*TEXTE ÉTUDIÉ*
Stade 1 : Présence d’adiposité excessive ou dysfonctionnelle, caractérisée par des sécrétions pro-inflammatoires et pro-oxydatives associées à une insulino-résistance.
Stade 2 : Facteurs de risque métaboliques tels que l’hypertriglycéridémie, l’hypertension, le diabète de type 2, ou une MRC modérée à élevée.
Stade 3 : MCV subclinique, incluant des marqueurs de dysfonction myocardique ou athérosclérotique.
Stade 4 : MCV clinique, comme l’insuffisance cardiaque, la maladie coronarienne ou l’accident vasculaire cérébral [1,6].
Cette stratification reflète la progression pathophysiologique des dommages, mais également les opportunités d’intervention pour ralentir ou inverser les trajectoires des maladies [5]. Elle permet de cibler des stratégies spécifiques à chaque stade, maximisant l’efficacité des interventions thérapeutiques [3].
Le dépistage des facteurs de risque CRM est crucial dès l’enfance et devrait être intensifié avec l’âge ou en présence de comorbidités. L’utilisation du calculateur PREVENT, intégrant des variables telles que l’eGFR et le rapport albumine/créatinine urinaire, permet une prédiction précise des risques cardiovasculaires sur des horizons de 10 à 30 ans [5,6]. Ce modèle inclut également des déterminants sociaux de la santé (SDH), améliorant ainsi la personnalisation des soins [3].
La gestion du CRM repose fondamentalement sur des interventions axées sur la perte de poids, l’amélioration des habitudes alimentaires et l’augmentation de l’activité physique. Ces interventions ciblent directement l’adiposité excessive, facteur clé de dysfonction dans le CRM [5,6].
Les inhibiteurs SGLT2 et les agonistes GLP-1 se sont révélés particulièrement efficaces. Ces agents réduisent non seulement le risque cardiovasculaire mais ralentissent également la progression des MRC, offrant une double protection [1,5].
La formation d’équipes interdisciplinaires combinant cardiologues, néphrologues, endocrinologues et professionnels des soins primaires est essentielle pour aborder les multiples facettes du CRM. Les modèles de soins basés sur la valeur, en tenant compte des SDH, sont fortement recommandés pour réduire la fragmentation des soins [6].

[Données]
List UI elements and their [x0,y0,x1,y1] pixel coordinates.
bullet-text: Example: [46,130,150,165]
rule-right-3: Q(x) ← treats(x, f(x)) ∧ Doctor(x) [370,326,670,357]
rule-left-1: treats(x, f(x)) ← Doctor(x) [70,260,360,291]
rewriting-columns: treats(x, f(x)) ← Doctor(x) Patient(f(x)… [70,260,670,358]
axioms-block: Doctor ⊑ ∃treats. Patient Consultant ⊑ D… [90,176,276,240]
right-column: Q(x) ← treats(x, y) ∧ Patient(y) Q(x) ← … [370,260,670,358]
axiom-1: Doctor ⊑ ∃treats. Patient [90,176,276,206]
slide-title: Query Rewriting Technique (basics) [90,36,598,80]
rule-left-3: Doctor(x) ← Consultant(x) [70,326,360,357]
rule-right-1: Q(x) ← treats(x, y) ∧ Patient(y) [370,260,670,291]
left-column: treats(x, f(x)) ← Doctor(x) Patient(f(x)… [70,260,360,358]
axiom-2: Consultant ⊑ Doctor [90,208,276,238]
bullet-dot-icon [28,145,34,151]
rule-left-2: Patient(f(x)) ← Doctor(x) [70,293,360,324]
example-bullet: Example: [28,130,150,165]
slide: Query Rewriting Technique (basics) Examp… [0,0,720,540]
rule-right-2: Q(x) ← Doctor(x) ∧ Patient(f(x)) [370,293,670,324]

*CONSIGNE*
Mettez à jour le texte sur le CRM en recopiant le passage qui commence aux mots "Stade 1 : Présence" et s'arrête après "interventions thérapeutiques [3].". Remplacez-y "MCV" par "maladie cardiovasculaire".

*RÉPONSE*
Stade 1 : Présence d’adiposité excessive ou dysfonctionnelle, caractérisée par des sécrétions pro-inflammatoires et pro-oxydatives associées à une insulino-résistance.
Stade 2 : Facteurs de risque métaboliques tels que l’hypertriglycéridémie, l’hypertension, le diabète de type 2, ou une MRC modérée à élevée.
Stade 3 : maladie cardiovasculaire subclinique, incluant des marqueurs de dysfonction myocardique ou athérosclérotique.
Stade 4 : maladie cardiovasculaire clinique, comme l’insuffisance cardiaque, la maladie coronarienne ou l’accident vasculaire cérébral [1,6].
Cette stratification reflète la progression pathophysiologique des dommages, mais également les opportunités d’intervention pour ralentir ou inverser les trajectoires des maladies [5]. Elle permet de cibler des stratégies spécifiques à chaque stade, maximisant l’efficacité des interventions thérapeutiques [3].